*Exercise instructions*
Extract the full set of records that follows, word for word.

*Data in this exercise*
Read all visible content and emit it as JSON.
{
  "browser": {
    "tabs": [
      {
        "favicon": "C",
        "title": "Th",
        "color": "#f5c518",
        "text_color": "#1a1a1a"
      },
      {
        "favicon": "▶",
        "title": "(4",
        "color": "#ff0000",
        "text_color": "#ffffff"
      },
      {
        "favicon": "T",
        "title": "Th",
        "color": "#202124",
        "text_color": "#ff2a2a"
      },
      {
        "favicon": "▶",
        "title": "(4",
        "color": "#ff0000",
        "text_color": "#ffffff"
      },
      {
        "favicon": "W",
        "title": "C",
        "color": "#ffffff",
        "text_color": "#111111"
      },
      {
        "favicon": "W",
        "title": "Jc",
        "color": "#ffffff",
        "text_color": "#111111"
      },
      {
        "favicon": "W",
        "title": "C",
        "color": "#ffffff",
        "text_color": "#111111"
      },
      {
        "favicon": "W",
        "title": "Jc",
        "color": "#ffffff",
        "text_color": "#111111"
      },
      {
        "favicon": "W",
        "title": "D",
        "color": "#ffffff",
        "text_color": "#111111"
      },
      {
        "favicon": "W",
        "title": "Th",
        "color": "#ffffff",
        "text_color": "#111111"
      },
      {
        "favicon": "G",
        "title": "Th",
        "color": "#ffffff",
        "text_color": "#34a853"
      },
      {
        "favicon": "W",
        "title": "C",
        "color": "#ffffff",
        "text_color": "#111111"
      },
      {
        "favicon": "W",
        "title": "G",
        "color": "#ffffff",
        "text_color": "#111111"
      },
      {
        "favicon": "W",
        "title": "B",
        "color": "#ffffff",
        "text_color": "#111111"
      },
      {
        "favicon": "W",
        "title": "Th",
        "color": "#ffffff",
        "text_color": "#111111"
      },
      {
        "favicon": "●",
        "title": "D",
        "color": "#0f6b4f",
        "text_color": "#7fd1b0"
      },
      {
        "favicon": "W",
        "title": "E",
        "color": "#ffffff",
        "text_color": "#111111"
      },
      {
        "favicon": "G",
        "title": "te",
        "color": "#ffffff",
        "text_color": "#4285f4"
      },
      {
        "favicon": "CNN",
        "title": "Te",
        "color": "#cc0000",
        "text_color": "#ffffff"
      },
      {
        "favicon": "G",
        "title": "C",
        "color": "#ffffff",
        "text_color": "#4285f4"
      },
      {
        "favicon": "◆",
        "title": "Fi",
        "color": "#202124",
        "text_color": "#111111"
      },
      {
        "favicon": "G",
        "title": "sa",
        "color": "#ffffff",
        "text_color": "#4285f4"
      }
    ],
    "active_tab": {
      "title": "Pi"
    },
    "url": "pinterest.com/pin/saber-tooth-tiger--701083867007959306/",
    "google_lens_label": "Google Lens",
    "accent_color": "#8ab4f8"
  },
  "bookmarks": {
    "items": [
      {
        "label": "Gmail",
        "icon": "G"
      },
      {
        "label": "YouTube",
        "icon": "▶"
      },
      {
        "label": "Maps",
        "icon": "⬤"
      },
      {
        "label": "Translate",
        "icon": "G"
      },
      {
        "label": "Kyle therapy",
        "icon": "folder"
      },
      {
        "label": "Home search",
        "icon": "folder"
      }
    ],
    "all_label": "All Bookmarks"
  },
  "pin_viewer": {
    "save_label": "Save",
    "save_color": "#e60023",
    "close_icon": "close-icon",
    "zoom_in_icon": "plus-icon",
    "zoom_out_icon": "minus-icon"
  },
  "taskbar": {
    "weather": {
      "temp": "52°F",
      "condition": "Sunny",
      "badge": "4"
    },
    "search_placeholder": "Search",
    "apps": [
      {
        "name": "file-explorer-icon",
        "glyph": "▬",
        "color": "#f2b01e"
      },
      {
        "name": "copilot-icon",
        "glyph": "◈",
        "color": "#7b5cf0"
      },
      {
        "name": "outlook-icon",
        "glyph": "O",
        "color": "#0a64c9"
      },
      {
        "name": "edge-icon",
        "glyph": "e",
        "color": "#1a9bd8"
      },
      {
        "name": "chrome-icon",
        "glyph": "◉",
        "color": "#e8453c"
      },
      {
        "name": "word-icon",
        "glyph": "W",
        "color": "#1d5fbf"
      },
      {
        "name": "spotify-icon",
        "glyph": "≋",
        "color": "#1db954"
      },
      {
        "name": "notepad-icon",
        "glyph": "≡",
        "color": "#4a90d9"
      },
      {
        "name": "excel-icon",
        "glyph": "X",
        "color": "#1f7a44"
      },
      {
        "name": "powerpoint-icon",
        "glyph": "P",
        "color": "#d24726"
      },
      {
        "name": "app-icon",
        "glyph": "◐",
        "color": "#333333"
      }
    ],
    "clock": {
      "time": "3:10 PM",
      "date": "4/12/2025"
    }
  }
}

*Answer to this task*
Read all visible content and emit it as JSON.
{
  "browser": {
    "tabs": [
      {
        "favicon": "C",
        "title": "Th",
        "color": "#f5c518",
        "text_color": "#1a1a1a"
      },
      {
        "favicon": "▶",
        "title": "(4",
        "color": "#ff0000",
        "text_color": "#ffffff"
      },
      {
        "favicon": "T",
        "title": "Th",
        "color": "#202124",
        "text_color": "#ff2a2a"
      },
      {
        "favicon": "▶",
        "title": "(4",
        "color": "#ff0000",
        "text_color": "#ffffff"
      },
      {
        "favicon": "W",
        "title": "C",
        "color": "#ffffff",
        "text_color": "#111111"
      },
      {
        "favicon": "W",
        "title": "Jc",
        "color": "#ffffff",
        "text_color": "#111111"
      },
      {
        "favicon": "W",
        "title": "C",
        "color": "#ffffff",
        "text_color": "#111111"
      },
      {
        "favicon": "W",
        "title": "Jc",
        "color": "#ffffff",
        "text_color": "#111111"
      },
      {
        "favicon": "W",
        "title": "D",
        "color": "#ffffff",
        "text_color": "#111111"
      },
      {
        "favicon": "W",
        "title": "Th",
        "color": "#ffffff",
        "text_color": "#111111"
      },
      {
        "favicon": "G",
        "title": "Th",
        "color": "#ffffff",
        "text_color": "#34a853"
      },
      {
        "favicon": "W",
        "title": "C",
        "color": "#ffffff",
        "text_color": "#111111"
      },
      {
        "favicon": "W",
        "title": "G",
        "color": "#ffffff",
        "text_color": "#111111"
      },
      {
        "favicon": "W",
        "title": "B",
        "color": "#ffffff",
        "text_color": "#111111"
      },
      {
        "favicon": "W",
        "title": "Th",
        "color": "#ffffff",
        "text_color": "#111111"
      },
      {
        "favicon": "●",
        "title": "D",
        "color": "#0f6b4f",
        "text_color": "#7fd1b0"
      },
      {
        "favicon": "W",
        "title": "E",
        "color": "#ffffff",
        "text_color": "#111111"
      },
      {
        "favicon": "G",
        "title": "te",
        "color": "#ffffff",
        "text_color": "#4285f4"
      },
      {
        "favicon": "CNN",
        "title": "Te",
        "color": "#cc0000",
        "text_color": "#ffffff"
      },
      {
        "favicon": "G",
        "title": "C",
        "color": "#ffffff",
        "text_color": "#4285f4"
      },
      {
        "favicon": "◆",
        "title": "Fi",
        "color": "#202124",
        "text_color": "#111111"
      },
      {
        "favicon": "G",
        "title": "sa",
        "color": "#ffffff",
        "text_color": "#4285f4"
      }
    ],
    "active_tab": {
      "title": "Pi"
    },
    "url": "pinterest.com/pin/saber-tooth-tiger--701083867007959306/",
    "google_lens_label": "Google Lens",
    "accent_color": "#8ab4f8"
  },
  "bookmarks": {
    "items": [
      {
        "label": "Gmail",
        "icon": "G"
      },
      {
        "label": "YouTube",
        "icon": "▶"
      },
      {
        "label": "Maps",
        "icon": "⬤"
      },
      {
        "label": "Translate",
        "icon": "G"
      },
      {
        "label": "Kyle therapy",
        "icon": "folder"
      },
      {
        "label": "Home search",
        "icon": "folder"
      }
    ],
    "all_label": "All Bookmarks"
  },
  "pin_viewer": {
    "save_label": "Save",
    "save_color": "#e60023",
    "close_icon": "close-icon",
    "zoom_in_icon": "plus-icon",
    "zoom_out_icon": "minus-icon"
  },
  "taskbar": {
    "weather": {
      "temp": "52°F",
      "condition": "Sunny",
      "badge": "4"
    },
    "search_placeholder": "Search",
    "apps": [
      {
        "name": "file-explorer-icon",
        "glyph": "▬",
        "color": "#f2b01e"
      },
      {
        "name": "copilot-icon",
        "glyph": "◈",
        "color": "#7b5cf0"
      },
      {
        "name": "outlook-icon",
        "glyph": "O",
        "color": "#0a64c9"
      },
      {
        "name": "edge-icon",
        "glyph": "e",
        "color": "#1a9bd8"
      },
      {
        "name": "chrome-icon",
        "glyph": "◉",
        "color": "#e8453c"
      },
      {
        "name": "word-icon",
        "glyph": "W",
        "color": "#1d5fbf"
      },
      {
        "name": "spotify-icon",
        "glyph": "≋",
        "color": "#1db954"
      },
      {
        "name": "notepad-icon",
        "glyph": "≡",
        "color": "#4a90d9"
      },
      {
        "name": "excel-icon",
        "glyph": "X",
        "color": "#1f7a44"
      },
      {
        "name": "powerpoint-icon",
        "glyph": "P",
        "color": "#d24726"
      },
      {
        "name": "app-icon",
        "glyph": "◐",
        "color": "#333333"
      }
    ],
    "clock": {
      "time": "3:10 PM",
      "date": "4/12/2025"
    }
  }
}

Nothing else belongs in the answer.